Saved entries:
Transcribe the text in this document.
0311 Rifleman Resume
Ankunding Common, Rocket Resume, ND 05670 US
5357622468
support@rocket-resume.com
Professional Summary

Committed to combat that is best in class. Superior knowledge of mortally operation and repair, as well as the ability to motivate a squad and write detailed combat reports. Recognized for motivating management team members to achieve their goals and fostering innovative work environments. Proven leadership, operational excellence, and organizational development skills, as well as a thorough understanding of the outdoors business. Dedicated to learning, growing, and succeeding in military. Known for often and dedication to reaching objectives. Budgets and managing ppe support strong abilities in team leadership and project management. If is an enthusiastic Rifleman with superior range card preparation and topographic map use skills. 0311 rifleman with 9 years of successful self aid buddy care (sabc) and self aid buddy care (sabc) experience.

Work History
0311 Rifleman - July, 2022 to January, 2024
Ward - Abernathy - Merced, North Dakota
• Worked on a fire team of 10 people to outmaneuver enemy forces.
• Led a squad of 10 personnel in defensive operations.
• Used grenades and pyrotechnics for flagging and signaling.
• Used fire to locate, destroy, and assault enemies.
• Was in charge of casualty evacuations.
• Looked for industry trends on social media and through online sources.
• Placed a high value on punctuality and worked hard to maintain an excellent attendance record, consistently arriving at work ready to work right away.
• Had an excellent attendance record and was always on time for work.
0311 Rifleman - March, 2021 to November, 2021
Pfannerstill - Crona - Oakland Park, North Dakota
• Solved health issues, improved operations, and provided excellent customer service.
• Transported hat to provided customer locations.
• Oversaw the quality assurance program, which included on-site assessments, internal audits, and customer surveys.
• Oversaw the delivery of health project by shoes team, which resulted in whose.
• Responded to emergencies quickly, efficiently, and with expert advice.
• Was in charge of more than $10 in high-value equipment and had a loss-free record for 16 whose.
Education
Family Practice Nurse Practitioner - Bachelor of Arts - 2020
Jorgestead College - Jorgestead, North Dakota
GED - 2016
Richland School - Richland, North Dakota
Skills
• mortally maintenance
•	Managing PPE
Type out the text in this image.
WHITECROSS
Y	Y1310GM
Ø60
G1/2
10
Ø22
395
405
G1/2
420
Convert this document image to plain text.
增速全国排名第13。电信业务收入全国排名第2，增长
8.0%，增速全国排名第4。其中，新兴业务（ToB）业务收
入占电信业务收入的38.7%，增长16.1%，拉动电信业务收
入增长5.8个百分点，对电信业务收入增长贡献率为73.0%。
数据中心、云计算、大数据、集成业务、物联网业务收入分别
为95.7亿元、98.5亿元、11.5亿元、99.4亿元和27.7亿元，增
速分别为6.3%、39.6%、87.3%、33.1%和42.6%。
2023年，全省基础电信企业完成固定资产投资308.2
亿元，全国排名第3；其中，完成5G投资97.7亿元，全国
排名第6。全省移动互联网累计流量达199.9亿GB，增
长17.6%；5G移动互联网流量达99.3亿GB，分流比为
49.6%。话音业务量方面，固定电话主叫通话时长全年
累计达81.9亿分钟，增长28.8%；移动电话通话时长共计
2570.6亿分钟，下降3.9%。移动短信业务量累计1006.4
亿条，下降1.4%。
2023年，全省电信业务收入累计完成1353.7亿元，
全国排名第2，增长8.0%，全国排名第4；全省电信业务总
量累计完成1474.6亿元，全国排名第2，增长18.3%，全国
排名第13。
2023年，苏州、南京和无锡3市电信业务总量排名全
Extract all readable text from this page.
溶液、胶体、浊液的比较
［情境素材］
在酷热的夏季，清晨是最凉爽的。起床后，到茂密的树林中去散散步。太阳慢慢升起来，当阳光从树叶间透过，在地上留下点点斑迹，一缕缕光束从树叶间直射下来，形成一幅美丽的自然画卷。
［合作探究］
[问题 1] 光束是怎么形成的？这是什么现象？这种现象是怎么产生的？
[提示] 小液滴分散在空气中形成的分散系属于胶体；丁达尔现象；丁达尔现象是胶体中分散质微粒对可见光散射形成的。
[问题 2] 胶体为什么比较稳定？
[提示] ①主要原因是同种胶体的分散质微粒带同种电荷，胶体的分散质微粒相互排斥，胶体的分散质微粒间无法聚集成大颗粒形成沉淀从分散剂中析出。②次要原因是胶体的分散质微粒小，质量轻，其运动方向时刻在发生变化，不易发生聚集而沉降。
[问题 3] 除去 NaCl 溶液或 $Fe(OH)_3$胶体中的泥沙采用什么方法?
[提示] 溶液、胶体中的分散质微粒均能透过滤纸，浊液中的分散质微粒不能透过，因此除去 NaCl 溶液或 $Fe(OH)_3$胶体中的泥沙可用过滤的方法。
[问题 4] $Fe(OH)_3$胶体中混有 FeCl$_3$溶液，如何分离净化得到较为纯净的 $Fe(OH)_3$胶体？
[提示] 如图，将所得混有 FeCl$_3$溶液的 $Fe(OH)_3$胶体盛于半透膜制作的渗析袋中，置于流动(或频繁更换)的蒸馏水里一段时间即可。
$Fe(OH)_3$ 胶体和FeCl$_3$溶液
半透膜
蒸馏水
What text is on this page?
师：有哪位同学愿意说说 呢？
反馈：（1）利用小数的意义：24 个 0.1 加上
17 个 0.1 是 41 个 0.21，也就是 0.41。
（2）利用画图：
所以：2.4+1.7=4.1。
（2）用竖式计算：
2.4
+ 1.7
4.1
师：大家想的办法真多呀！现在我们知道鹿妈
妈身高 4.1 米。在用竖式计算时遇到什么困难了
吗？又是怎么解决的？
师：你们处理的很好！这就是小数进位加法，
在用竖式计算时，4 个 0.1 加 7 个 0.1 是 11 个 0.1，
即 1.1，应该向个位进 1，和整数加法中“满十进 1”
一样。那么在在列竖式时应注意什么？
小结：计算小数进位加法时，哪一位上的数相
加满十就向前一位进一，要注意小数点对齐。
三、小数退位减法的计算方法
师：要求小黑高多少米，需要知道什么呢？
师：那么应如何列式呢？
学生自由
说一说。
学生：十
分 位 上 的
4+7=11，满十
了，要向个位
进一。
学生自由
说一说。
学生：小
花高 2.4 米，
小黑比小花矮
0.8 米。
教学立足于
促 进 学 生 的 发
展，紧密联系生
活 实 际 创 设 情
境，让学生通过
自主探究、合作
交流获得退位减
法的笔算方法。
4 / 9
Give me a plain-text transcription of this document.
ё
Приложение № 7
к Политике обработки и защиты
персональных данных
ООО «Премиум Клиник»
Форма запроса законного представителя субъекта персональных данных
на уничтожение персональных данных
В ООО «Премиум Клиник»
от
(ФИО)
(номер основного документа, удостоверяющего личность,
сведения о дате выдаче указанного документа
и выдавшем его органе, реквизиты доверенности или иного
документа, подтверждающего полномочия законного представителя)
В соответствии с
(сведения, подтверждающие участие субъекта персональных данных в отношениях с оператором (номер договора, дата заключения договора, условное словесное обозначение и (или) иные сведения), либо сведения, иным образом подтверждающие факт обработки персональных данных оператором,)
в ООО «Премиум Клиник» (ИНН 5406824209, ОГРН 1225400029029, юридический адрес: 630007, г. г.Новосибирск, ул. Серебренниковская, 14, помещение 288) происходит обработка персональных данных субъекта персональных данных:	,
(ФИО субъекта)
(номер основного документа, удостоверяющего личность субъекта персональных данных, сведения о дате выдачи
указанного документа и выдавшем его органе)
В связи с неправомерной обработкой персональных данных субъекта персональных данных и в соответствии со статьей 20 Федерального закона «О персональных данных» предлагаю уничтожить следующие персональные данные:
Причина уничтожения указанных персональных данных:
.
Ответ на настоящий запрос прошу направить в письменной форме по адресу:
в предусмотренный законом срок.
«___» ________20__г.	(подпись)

=== AIM ===
Every record above must be duplicated exactly.

=== OUTPUT BELOW ===
Transcribe the text in this document.
0311 Rifleman Resume
Ankunding Common, Rocket Resume, ND 05670 US
5357622468
support@rocket-resume.com
Professional Summary

Committed to combat that is best in class. Superior knowledge of mortally operation and repair, as well as the ability to motivate a squad and write detailed combat reports. Recognized for motivating management team members to achieve their goals and fostering innovative work environments. Proven leadership, operational excellence, and organizational development skills, as well as a thorough understanding of the outdoors business. Dedicated to learning, growing, and succeeding in military. Known for often and dedication to reaching objectives. Budgets and managing ppe support strong abilities in team leadership and project management. If is an enthusiastic Rifleman with superior range card preparation and topographic map use skills. 0311 rifleman with 9 years of successful self aid buddy care (sabc) and self aid buddy care (sabc) experience.

Work History
0311 Rifleman - July, 2022 to January, 2024
Ward - Abernathy - Merced, North Dakota
• Worked on a fire team of 10 people to outmaneuver enemy forces.
• Led a squad of 10 personnel in defensive operations.
• Used grenades and pyrotechnics for flagging and signaling.
• Used fire to locate, destroy, and assault enemies.
• Was in charge of casualty evacuations.
• Looked for industry trends on social media and through online sources.
• Placed a high value on punctuality and worked hard to maintain an excellent attendance record, consistently arriving at work ready to work right away.
• Had an excellent attendance record and was always on time for work.
0311 Rifleman - March, 2021 to November, 2021
Pfannerstill - Crona - Oakland Park, North Dakota
• Solved health issues, improved operations, and provided excellent customer service.
• Transported hat to provided customer locations.
• Oversaw the quality assurance program, which included on-site assessments, internal audits, and customer surveys.
• Oversaw the delivery of health project by shoes team, which resulted in whose.
• Responded to emergencies quickly, efficiently, and with expert advice.
• Was in charge of more than $10 in high-value equipment and had a loss-free record for 16 whose.
Education
Family Practice Nurse Practitioner - Bachelor of Arts - 2020
Jorgestead College - Jorgestead, North Dakota
GED - 2016
Richland School - Richland, North Dakota
Skills
• mortally maintenance
•	Managing PPE
Type out the text in this image.
WHITECROSS
Y	Y1310GM
Ø60
G1/2
10
Ø22
395
405
G1/2
420
Convert this document image to plain text.
增速全国排名第13。电信业务收入全国排名第2，增长
8.0%，增速全国排名第4。其中，新兴业务（ToB）业务收
入占电信业务收入的38.7%，增长16.1%，拉动电信业务收
入增长5.8个百分点，对电信业务收入增长贡献率为73.0%。
数据中心、云计算、大数据、集成业务、物联网业务收入分别
为95.7亿元、98.5亿元、11.5亿元、99.4亿元和27.7亿元，增
速分别为6.3%、39.6%、87.3%、33.1%和42.6%。
2023年，全省基础电信企业完成固定资产投资308.2
亿元，全国排名第3；其中，完成5G投资97.7亿元，全国
排名第6。全省移动互联网累计流量达199.9亿GB，增
长17.6%；5G移动互联网流量达99.3亿GB，分流比为
49.6%。话音业务量方面，固定电话主叫通话时长全年
累计达81.9亿分钟，增长28.8%；移动电话通话时长共计
2570.6亿分钟，下降3.9%。移动短信业务量累计1006.4
亿条，下降1.4%。
2023年，全省电信业务收入累计完成1353.7亿元，
全国排名第2，增长8.0%，全国排名第4；全省电信业务总
量累计完成1474.6亿元，全国排名第2，增长18.3%，全国
排名第13。
2023年，苏州、南京和无锡3市电信业务总量排名全
Extract all readable text from this page.
溶液、胶体、浊液的比较
［情境素材］
在酷热的夏季，清晨是最凉爽的。起床后，到茂密的树林中去散散步。太阳慢慢升起来，当阳光从树叶间透过，在地上留下点点斑迹，一缕缕光束从树叶间直射下来，形成一幅美丽的自然画卷。
［合作探究］
[问题 1] 光束是怎么形成的？这是什么现象？这种现象是怎么产生的？
[提示] 小液滴分散在空气中形成的分散系属于胶体；丁达尔现象；丁达尔现象是胶体中分散质微粒对可见光散射形成的。
[问题 2] 胶体为什么比较稳定？
[提示] ①主要原因是同种胶体的分散质微粒带同种电荷，胶体的分散质微粒相互排斥，胶体的分散质微粒间无法聚集成大颗粒形成沉淀从分散剂中析出。②次要原因是胶体的分散质微粒小，质量轻，其运动方向时刻在发生变化，不易发生聚集而沉降。
[问题 3] 除去 NaCl 溶液或 $Fe(OH)_3$胶体中的泥沙采用什么方法?
[提示] 溶液、胶体中的分散质微粒均能透过滤纸，浊液中的分散质微粒不能透过，因此除去 NaCl 溶液或 $Fe(OH)_3$胶体中的泥沙可用过滤的方法。
[问题 4] $Fe(OH)_3$胶体中混有 FeCl$_3$溶液，如何分离净化得到较为纯净的 $Fe(OH)_3$胶体？
[提示] 如图，将所得混有 FeCl$_3$溶液的 $Fe(OH)_3$胶体盛于半透膜制作的渗析袋中，置于流动(或频繁更换)的蒸馏水里一段时间即可。
$Fe(OH)_3$ 胶体和FeCl$_3$溶液
半透膜
蒸馏水
What text is on this page?
师：有哪位同学愿意说说 呢？
反馈：（1）利用小数的意义：24 个 0.1 加上
17 个 0.1 是 41 个 0.21，也就是 0.41。
（2）利用画图：
所以：2.4+1.7=4.1。
（2）用竖式计算：
2.4
+ 1.7
4.1
师：大家想的办法真多呀！现在我们知道鹿妈
妈身高 4.1 米。在用竖式计算时遇到什么困难了
吗？又是怎么解决的？
师：你们处理的很好！这就是小数进位加法，
在用竖式计算时，4 个 0.1 加 7 个 0.1 是 11 个 0.1，
即 1.1，应该向个位进 1，和整数加法中“满十进 1”
一样。那么在在列竖式时应注意什么？
小结：计算小数进位加法时，哪一位上的数相
加满十就向前一位进一，要注意小数点对齐。
三、小数退位减法的计算方法
师：要求小黑高多少米，需要知道什么呢？
师：那么应如何列式呢？
学生自由
说一说。
学生：十
分 位 上 的
4+7=11，满十
了，要向个位
进一。
学生自由
说一说。
学生：小
花高 2.4 米，
小黑比小花矮
0.8 米。
教学立足于
促 进 学 生 的 发
展，紧密联系生
活 实 际 创 设 情
境，让学生通过
自主探究、合作
交流获得退位减
法的笔算方法。
4 / 9
Give me a plain-text transcription of this document.
ё
Приложение № 7
к Политике обработки и защиты
персональных данных
ООО «Премиум Клиник»
Форма запроса законного представителя субъекта персональных данных
на уничтожение персональных данных
В ООО «Премиум Клиник»
от
(ФИО)
(номер основного документа, удостоверяющего личность,
сведения о дате выдаче указанного документа
и выдавшем его органе, реквизиты доверенности или иного
документа, подтверждающего полномочия законного представителя)
В соответствии с
(сведения, подтверждающие участие субъекта персональных данных в отношениях с оператором (номер договора, дата заключения договора, условное словесное обозначение и (или) иные сведения), либо сведения, иным образом подтверждающие факт обработки персональных данных оператором,)
в ООО «Премиум Клиник» (ИНН 5406824209, ОГРН 1225400029029, юридический адрес: 630007, г. г.Новосибирск, ул. Серебренниковская, 14, помещение 288) происходит обработка персональных данных субъекта персональных данных:	,
(ФИО субъекта)
(номер основного документа, удостоверяющего личность субъекта персональных данных, сведения о дате выдачи
указанного документа и выдавшем его органе)
В связи с неправомерной обработкой персональных данных субъекта персональных данных и в соответствии со статьей 20 Федерального закона «О персональных данных» предлагаю уничтожить следующие персональные данные:
Причина уничтожения указанных персональных данных:
.
Ответ на настоящий запрос прошу направить в письменной форме по адресу:
в предусмотренный законом срок.
«___» ________20__г.	(подпись)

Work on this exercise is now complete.